▸ **To do**:
Quote every line as given.

— BEGIN Records for the task —

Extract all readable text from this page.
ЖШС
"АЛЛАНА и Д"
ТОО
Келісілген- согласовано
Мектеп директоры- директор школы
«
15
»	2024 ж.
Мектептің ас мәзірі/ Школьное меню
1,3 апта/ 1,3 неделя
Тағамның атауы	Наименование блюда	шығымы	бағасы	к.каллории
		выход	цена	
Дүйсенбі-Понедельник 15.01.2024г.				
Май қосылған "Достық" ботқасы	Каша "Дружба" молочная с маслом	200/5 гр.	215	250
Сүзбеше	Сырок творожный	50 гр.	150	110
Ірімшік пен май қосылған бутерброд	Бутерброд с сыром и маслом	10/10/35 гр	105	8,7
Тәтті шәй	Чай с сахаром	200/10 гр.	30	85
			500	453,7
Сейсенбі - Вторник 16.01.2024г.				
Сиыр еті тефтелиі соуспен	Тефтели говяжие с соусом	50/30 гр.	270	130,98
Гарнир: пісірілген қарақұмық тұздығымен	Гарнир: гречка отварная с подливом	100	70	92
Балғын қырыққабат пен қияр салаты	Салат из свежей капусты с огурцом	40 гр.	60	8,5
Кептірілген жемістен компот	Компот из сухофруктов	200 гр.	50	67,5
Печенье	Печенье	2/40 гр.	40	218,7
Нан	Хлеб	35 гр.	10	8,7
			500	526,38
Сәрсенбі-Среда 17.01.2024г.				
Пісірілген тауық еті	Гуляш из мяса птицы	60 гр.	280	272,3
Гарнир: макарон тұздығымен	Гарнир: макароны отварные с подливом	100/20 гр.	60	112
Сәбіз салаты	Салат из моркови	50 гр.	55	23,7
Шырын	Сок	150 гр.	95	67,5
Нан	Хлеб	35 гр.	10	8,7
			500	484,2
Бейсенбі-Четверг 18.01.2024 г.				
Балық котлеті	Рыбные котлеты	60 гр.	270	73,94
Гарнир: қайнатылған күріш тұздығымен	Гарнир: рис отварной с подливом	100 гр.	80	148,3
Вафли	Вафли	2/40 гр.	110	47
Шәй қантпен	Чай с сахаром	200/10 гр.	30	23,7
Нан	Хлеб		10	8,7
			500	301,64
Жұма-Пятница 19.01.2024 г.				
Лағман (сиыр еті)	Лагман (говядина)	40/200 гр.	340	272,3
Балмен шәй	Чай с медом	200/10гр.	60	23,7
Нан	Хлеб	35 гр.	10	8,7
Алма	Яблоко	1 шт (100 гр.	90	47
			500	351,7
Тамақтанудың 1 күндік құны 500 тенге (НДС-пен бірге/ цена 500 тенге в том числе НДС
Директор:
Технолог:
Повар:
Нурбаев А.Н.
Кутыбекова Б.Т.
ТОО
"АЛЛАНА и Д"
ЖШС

— END Records for the task —

▸ **Answer to this task**:
Extract all readable text from this page.
ЖШС
"АЛЛАНА и Д"
ТОО
Келісілген- согласовано
Мектеп директоры- директор школы
«
15
»	2024 ж.
Мектептің ас мәзірі/ Школьное меню
1,3 апта/ 1,3 неделя
Тағамның атауы	Наименование блюда	шығымы	бағасы	к.каллории
		выход	цена	
Дүйсенбі-Понедельник 15.01.2024г.				
Май қосылған "Достық" ботқасы	Каша "Дружба" молочная с маслом	200/5 гр.	215	250
Сүзбеше	Сырок творожный	50 гр.	150	110
Ірімшік пен май қосылған бутерброд	Бутерброд с сыром и маслом	10/10/35 гр	105	8,7
Тәтті шәй	Чай с сахаром	200/10 гр.	30	85
			500	453,7
Сейсенбі - Вторник 16.01.2024г.				
Сиыр еті тефтелиі соуспен	Тефтели говяжие с соусом	50/30 гр.	270	130,98
Гарнир: пісірілген қарақұмық тұздығымен	Гарнир: гречка отварная с подливом	100	70	92
Балғын қырыққабат пен қияр салаты	Салат из свежей капусты с огурцом	40 гр.	60	8,5
Кептірілген жемістен компот	Компот из сухофруктов	200 гр.	50	67,5
Печенье	Печенье	2/40 гр.	40	218,7
Нан	Хлеб	35 гр.	10	8,7
			500	526,38
Сәрсенбі-Среда 17.01.2024г.				
Пісірілген тауық еті	Гуляш из мяса птицы	60 гр.	280	272,3
Гарнир: макарон тұздығымен	Гарнир: макароны отварные с подливом	100/20 гр.	60	112
Сәбіз салаты	Салат из моркови	50 гр.	55	23,7
Шырын	Сок	150 гр.	95	67,5
Нан	Хлеб	35 гр.	10	8,7
			500	484,2
Бейсенбі-Четверг 18.01.2024 г.				
Балық котлеті	Рыбные котлеты	60 гр.	270	73,94
Гарнир: қайнатылған күріш тұздығымен	Гарнир: рис отварной с подливом	100 гр.	80	148,3
Вафли	Вафли	2/40 гр.	110	47
Шәй қантпен	Чай с сахаром	200/10 гр.	30	23,7
Нан	Хлеб		10	8,7
			500	301,64
Жұма-Пятница 19.01.2024 г.				
Лағман (сиыр еті)	Лагман (говядина)	40/200 гр.	340	272,3
Балмен шәй	Чай с медом	200/10гр.	60	23,7
Нан	Хлеб	35 гр.	10	8,7
Алма	Яблоко	1 шт (100 гр.	90	47
			500	351,7
Тамақтанудың 1 күндік құны 500 тенге (НДС-пен бірге/ цена 500 тенге в том числе НДС
Директор:
Технолог:
Повар:
Нурбаев А.Н.
Кутыбекова Б.Т.
ТОО
"АЛЛАНА и Д"
ЖШС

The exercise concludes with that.